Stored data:
┌──
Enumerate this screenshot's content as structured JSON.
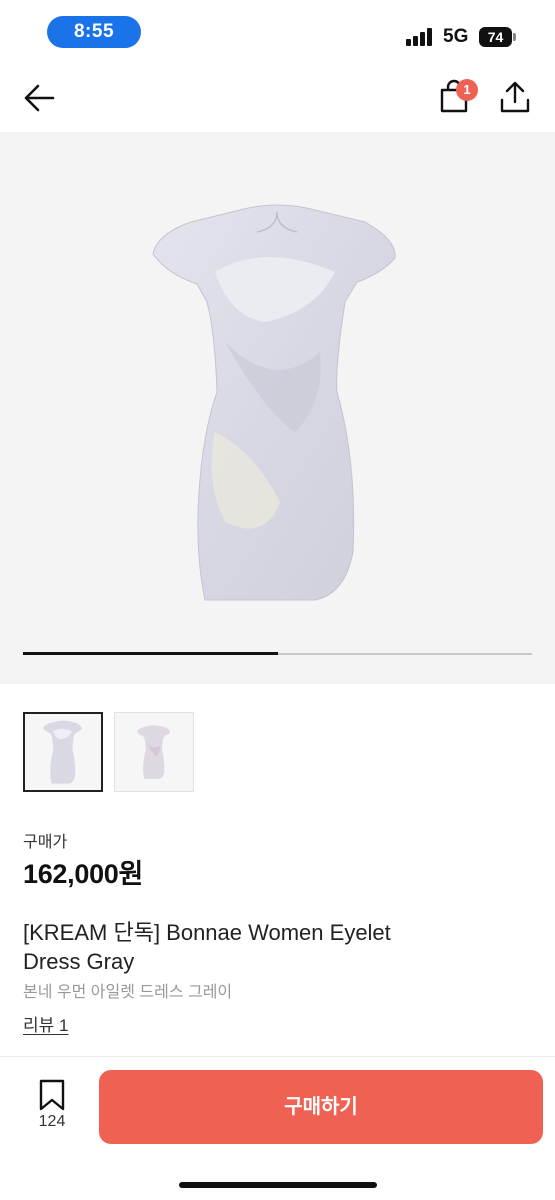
{
  "status_bar": {
    "time": "8:55",
    "network": "5G",
    "battery": "74"
  },
  "header": {
    "back_icon": "arrow-left-icon",
    "cart_icon": "shopping-bag-icon",
    "cart_badge": "1",
    "share_icon": "share-upload-icon"
  },
  "gallery": {
    "image_count": 2,
    "current_index": 1,
    "progress": 0.5
  },
  "product": {
    "price_label": "구매가",
    "price": "162,000원",
    "title": "[KREAM 단독] Bonnae Women Eyelet Dress Gray",
    "subtitle": "본네 우먼 아일렛 드레스 그레이",
    "review_link": "리뷰 1"
  },
  "bottom_bar": {
    "wishlist_icon": "bookmark-icon",
    "wishlist_count": "124",
    "buy_label": "구매하기"
  },
  "colors": {
    "accent": "#ef6253",
    "time_pill": "#1a73e8",
    "gallery_bg": "#f4f4f4"
  }
}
└──
WHAT IS ASKED: Scan the material above. Return every line containing the string "icon".

THE COMPLETED TASK:
    "back_icon": "arrow-left-icon",
    "cart_icon": "shopping-bag-icon",
    "share_icon": "share-upload-icon"
    "wishlist_icon": "bookmark-icon",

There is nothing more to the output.